===== Records =====
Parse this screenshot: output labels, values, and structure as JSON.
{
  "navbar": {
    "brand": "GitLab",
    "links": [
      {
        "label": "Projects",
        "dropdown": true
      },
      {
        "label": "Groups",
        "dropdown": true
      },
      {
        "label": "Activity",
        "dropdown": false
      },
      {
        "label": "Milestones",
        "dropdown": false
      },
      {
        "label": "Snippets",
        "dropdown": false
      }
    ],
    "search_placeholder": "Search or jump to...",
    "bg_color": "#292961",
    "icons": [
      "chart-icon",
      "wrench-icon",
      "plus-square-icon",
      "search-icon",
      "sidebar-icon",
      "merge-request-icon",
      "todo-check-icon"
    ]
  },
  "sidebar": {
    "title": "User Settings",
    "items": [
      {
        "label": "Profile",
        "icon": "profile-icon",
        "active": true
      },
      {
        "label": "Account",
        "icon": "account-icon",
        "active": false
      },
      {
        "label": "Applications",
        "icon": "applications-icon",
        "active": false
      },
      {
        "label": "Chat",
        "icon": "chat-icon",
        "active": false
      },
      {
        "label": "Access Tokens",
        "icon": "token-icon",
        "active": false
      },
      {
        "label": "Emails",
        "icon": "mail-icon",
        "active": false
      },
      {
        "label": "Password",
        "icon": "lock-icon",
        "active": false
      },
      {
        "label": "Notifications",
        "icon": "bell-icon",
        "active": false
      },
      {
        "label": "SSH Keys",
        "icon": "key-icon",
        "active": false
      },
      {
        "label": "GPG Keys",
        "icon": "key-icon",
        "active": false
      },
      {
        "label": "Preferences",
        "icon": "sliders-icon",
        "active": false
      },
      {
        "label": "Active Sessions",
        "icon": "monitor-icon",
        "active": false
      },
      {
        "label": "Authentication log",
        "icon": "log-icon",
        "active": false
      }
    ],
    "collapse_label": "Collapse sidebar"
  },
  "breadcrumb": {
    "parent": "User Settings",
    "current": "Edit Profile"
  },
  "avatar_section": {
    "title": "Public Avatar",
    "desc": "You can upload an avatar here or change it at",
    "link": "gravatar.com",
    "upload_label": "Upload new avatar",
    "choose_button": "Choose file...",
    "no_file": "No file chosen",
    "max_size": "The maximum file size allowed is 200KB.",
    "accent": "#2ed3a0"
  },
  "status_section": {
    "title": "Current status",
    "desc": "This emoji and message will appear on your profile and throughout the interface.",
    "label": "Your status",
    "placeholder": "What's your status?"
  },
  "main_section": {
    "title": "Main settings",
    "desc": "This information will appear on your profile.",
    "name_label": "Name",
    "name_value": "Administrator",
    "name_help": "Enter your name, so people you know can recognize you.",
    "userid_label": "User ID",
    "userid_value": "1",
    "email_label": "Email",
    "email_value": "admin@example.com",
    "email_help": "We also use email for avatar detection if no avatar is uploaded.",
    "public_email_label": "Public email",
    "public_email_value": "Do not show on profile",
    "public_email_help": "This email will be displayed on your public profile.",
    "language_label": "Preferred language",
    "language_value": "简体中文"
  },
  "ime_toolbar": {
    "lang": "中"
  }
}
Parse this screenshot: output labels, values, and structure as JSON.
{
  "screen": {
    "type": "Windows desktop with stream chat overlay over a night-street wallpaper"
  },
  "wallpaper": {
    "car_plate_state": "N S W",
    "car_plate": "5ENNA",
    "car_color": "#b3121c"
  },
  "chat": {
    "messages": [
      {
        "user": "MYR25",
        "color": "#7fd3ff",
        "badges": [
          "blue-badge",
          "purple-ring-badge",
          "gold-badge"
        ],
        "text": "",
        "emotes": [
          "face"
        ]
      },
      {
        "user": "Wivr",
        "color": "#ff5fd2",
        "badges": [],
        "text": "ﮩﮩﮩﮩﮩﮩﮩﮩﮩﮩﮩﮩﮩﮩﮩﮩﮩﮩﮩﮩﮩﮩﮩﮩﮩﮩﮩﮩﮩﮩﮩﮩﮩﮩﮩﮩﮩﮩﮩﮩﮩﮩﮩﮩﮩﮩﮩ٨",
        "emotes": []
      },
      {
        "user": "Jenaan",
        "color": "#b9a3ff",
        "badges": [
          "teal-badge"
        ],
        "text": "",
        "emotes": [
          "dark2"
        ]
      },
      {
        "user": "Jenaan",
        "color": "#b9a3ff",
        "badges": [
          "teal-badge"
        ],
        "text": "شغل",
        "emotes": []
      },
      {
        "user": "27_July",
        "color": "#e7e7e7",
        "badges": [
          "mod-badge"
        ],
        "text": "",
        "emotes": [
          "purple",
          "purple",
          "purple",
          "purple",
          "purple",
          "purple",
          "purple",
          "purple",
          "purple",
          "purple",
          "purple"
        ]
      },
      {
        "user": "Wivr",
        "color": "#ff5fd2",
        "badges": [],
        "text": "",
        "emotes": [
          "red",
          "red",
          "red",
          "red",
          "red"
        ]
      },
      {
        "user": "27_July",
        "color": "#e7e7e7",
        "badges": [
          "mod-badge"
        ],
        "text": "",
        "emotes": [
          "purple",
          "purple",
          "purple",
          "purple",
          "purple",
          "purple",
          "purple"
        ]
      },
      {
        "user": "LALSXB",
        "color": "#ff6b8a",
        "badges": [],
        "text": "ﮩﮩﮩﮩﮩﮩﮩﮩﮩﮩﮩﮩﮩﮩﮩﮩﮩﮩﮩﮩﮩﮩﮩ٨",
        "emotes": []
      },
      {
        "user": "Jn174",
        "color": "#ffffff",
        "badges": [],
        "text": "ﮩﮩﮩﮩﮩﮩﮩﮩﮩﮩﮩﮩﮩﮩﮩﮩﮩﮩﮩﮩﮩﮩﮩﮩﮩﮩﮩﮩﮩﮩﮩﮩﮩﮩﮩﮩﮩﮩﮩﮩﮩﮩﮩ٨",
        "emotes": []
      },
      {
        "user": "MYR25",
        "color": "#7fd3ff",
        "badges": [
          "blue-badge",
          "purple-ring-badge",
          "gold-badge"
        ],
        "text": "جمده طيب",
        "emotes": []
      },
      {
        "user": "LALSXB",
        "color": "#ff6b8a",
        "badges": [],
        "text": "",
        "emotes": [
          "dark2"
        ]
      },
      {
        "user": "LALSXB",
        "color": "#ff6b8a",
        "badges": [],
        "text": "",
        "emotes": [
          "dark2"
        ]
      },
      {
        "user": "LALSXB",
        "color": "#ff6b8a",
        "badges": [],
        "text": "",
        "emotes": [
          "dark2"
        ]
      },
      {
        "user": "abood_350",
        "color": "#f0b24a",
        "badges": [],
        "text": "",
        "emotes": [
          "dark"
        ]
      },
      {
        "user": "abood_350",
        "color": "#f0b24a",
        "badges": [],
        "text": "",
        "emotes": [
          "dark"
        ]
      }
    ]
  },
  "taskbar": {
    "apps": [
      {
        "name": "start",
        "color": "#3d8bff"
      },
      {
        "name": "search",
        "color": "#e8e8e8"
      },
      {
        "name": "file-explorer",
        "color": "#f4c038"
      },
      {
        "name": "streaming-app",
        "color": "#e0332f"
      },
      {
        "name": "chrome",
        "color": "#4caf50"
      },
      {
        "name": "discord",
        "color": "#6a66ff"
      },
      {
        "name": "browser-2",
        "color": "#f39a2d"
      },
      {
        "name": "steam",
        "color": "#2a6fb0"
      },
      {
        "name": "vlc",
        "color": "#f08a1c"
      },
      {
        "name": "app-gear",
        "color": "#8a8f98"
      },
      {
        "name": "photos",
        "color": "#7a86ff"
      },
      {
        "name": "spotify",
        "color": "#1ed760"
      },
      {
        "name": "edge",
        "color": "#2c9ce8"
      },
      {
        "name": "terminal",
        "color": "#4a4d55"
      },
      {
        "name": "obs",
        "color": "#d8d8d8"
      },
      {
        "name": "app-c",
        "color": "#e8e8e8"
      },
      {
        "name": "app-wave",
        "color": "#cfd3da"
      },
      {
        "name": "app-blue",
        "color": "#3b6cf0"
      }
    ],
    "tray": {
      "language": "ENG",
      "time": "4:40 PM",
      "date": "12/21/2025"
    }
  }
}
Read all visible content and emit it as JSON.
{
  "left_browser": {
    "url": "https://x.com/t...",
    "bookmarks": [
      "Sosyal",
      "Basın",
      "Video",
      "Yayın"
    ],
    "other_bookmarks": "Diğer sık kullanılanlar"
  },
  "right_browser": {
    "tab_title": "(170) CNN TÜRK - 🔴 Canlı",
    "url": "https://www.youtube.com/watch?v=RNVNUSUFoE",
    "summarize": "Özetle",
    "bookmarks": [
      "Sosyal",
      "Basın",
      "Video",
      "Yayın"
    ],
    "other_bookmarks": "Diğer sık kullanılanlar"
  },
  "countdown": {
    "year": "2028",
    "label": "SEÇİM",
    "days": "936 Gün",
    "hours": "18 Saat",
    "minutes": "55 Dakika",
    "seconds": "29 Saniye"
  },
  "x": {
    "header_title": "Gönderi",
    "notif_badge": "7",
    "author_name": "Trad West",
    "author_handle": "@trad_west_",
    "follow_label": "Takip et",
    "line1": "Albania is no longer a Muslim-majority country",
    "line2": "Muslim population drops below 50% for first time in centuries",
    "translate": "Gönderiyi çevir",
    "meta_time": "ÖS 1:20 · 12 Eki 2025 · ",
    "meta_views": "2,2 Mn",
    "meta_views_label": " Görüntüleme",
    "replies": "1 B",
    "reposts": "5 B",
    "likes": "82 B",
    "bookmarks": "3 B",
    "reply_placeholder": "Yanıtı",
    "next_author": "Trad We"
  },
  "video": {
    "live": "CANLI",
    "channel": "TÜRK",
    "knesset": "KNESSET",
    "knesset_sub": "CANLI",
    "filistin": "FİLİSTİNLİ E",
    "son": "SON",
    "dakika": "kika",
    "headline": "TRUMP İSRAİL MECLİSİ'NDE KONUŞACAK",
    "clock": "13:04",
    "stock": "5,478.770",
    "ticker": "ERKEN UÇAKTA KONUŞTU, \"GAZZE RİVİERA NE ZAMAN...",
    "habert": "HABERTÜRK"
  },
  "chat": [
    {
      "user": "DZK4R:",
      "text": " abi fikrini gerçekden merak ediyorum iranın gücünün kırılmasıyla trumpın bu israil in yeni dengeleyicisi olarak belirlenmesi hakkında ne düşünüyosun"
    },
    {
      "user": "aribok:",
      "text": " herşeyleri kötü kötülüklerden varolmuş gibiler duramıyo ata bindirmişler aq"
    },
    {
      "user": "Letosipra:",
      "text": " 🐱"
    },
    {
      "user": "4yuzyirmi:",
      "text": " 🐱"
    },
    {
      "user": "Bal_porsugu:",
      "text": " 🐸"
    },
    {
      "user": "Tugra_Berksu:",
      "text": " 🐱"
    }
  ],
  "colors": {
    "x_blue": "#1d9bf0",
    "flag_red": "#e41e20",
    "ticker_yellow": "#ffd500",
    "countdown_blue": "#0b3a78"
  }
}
=====
Goal of the exercise: Looking at the entries above, state how many lines contain "will"; give the number alone.

Task response: 3